Filter the records below for the word "structured". Copy each line that holds it.

## Task input
* begin *

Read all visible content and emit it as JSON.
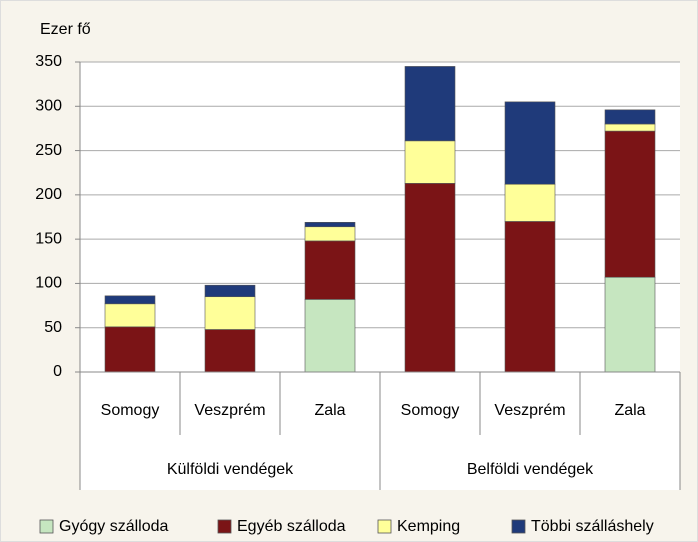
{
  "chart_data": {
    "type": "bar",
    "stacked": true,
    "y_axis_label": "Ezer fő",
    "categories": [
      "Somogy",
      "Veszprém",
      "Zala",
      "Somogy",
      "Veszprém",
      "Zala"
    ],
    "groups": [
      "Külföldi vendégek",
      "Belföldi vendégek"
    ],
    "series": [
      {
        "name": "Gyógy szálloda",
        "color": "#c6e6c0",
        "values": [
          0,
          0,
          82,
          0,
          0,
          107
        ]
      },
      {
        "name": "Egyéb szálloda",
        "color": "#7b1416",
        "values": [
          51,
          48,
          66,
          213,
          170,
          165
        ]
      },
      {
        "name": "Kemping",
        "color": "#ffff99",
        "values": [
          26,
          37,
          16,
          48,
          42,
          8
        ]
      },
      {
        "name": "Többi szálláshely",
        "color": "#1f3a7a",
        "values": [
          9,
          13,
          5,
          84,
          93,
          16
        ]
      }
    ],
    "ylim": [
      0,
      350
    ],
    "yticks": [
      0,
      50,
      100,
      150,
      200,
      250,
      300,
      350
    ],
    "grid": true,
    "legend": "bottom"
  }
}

* end *
* begin *

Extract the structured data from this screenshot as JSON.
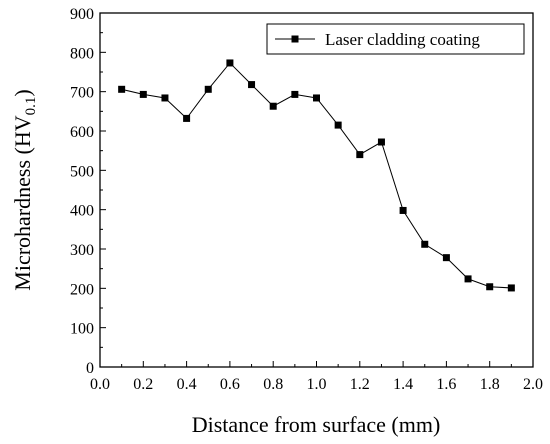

* end *
* begin *

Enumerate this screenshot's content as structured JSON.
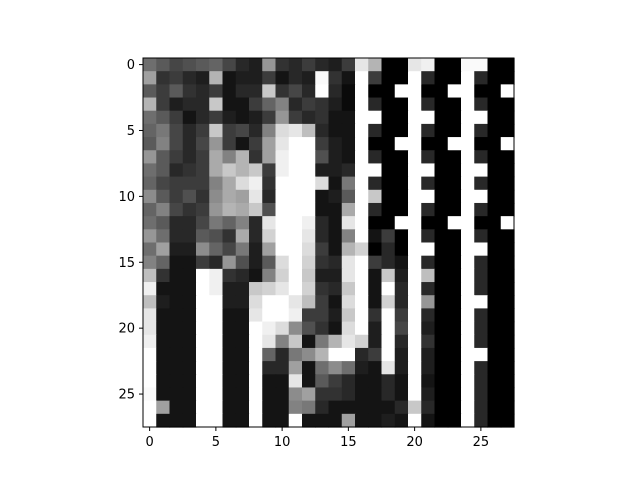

* end *

## Solution
Extract the structured data from this screenshot as JSON.
Enumerate this screenshot's content as structured JSON.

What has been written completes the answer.